(Figure data in JSON)
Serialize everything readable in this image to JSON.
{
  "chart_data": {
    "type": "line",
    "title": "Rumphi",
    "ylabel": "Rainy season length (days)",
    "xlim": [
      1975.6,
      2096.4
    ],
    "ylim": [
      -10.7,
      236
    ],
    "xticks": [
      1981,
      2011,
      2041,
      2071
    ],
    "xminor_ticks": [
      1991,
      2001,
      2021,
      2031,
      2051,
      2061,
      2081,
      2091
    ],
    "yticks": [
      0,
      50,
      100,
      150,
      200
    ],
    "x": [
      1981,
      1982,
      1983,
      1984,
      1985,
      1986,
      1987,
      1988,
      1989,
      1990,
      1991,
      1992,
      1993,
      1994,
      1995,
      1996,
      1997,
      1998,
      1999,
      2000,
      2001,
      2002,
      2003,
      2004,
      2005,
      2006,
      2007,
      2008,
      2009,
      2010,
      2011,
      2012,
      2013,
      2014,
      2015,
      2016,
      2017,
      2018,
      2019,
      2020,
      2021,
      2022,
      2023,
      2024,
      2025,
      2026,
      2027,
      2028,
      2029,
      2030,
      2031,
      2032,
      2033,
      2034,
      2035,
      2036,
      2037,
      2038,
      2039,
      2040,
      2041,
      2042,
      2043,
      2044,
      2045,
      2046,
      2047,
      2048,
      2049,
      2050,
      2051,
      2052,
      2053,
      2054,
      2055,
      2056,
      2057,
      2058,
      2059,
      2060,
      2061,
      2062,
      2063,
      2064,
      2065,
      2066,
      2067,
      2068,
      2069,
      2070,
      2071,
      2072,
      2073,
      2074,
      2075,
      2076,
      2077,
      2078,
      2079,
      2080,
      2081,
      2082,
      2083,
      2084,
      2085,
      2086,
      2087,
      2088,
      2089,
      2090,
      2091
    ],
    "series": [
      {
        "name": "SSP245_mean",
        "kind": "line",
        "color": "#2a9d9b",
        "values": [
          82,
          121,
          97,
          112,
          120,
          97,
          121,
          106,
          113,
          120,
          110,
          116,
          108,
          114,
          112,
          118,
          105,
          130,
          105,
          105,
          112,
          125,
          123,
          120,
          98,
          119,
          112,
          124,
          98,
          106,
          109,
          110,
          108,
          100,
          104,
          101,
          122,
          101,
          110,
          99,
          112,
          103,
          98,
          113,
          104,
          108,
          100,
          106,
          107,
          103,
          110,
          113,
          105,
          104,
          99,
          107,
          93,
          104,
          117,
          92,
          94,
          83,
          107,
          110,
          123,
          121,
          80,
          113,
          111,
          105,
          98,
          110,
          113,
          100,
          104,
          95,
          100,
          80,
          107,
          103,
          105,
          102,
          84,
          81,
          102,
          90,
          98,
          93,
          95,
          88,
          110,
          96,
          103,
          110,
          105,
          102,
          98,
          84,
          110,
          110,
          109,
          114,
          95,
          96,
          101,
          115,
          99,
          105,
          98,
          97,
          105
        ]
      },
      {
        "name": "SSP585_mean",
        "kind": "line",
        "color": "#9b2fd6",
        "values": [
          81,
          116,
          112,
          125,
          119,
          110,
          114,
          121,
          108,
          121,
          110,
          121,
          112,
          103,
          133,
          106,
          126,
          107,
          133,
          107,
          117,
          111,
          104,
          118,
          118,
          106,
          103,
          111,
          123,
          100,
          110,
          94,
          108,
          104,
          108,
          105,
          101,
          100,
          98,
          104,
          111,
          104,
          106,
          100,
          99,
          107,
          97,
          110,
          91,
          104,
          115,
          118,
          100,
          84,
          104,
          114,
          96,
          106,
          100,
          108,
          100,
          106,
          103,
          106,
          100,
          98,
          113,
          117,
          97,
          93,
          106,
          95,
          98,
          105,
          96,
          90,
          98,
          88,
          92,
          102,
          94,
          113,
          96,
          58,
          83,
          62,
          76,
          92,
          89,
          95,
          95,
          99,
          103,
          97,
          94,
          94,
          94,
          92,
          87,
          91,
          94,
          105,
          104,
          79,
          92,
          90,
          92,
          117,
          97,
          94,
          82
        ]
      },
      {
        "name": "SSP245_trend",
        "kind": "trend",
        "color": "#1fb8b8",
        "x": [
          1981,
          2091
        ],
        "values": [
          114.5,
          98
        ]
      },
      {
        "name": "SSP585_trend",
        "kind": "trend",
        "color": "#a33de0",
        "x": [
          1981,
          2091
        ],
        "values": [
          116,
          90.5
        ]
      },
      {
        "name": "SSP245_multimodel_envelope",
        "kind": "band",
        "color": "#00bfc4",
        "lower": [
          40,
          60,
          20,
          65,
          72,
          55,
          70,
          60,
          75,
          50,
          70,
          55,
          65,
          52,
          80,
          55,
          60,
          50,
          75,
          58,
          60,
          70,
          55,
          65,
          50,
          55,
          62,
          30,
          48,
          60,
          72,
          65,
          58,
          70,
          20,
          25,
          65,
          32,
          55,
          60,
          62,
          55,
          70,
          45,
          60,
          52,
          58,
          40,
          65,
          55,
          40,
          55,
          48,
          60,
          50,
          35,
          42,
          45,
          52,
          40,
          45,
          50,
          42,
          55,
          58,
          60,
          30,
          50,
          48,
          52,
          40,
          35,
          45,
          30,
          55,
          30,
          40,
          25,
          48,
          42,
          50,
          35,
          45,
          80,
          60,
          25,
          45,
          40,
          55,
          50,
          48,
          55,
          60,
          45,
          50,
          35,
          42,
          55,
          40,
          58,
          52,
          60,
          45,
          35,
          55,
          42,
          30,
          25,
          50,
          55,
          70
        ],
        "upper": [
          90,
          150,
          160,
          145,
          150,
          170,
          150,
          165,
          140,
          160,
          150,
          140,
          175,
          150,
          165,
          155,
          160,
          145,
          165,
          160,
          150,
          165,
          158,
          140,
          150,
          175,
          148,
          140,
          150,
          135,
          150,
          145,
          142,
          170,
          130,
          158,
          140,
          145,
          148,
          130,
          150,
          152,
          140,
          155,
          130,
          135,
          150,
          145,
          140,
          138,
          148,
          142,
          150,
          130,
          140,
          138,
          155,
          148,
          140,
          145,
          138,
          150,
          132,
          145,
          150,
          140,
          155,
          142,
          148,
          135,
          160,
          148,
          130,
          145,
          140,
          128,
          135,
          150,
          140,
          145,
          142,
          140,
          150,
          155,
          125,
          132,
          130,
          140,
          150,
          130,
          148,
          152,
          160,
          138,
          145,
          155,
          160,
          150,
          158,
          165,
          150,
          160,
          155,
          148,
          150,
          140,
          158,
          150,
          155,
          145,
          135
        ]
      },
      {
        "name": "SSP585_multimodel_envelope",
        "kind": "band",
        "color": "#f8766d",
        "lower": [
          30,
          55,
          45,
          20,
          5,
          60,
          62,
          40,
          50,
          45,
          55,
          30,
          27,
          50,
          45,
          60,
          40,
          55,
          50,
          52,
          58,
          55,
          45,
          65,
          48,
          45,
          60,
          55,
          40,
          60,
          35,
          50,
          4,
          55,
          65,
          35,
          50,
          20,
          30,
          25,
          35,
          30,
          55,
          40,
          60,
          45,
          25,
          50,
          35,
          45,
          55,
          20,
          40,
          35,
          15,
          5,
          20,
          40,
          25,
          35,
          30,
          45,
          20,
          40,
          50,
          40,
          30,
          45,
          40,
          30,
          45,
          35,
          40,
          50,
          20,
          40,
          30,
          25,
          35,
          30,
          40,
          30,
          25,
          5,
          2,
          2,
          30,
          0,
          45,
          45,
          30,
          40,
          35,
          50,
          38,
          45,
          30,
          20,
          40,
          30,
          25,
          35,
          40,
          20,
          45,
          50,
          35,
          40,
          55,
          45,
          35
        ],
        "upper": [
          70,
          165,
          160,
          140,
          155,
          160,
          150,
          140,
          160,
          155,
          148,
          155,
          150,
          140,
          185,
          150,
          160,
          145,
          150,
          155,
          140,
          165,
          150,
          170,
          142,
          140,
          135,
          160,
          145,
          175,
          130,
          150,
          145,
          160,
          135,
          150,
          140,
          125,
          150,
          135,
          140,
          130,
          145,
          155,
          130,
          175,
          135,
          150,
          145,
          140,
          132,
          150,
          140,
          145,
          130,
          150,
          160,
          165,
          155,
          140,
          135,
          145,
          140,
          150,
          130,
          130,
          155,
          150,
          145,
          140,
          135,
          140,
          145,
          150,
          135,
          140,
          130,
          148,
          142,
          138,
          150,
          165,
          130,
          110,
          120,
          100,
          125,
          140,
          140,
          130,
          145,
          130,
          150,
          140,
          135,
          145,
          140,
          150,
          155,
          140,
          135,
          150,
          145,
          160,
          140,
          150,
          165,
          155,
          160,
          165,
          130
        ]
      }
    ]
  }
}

Aim — In the entries above, find every line with the word "color" and list it.

Result for this exercise —
        "color": "#2a9d9b",
        "color": "#9b2fd6",
        "color": "#1fb8b8",
        "color": "#a33de0",
        "color": "#00bfc4",
        "color": "#f8766d",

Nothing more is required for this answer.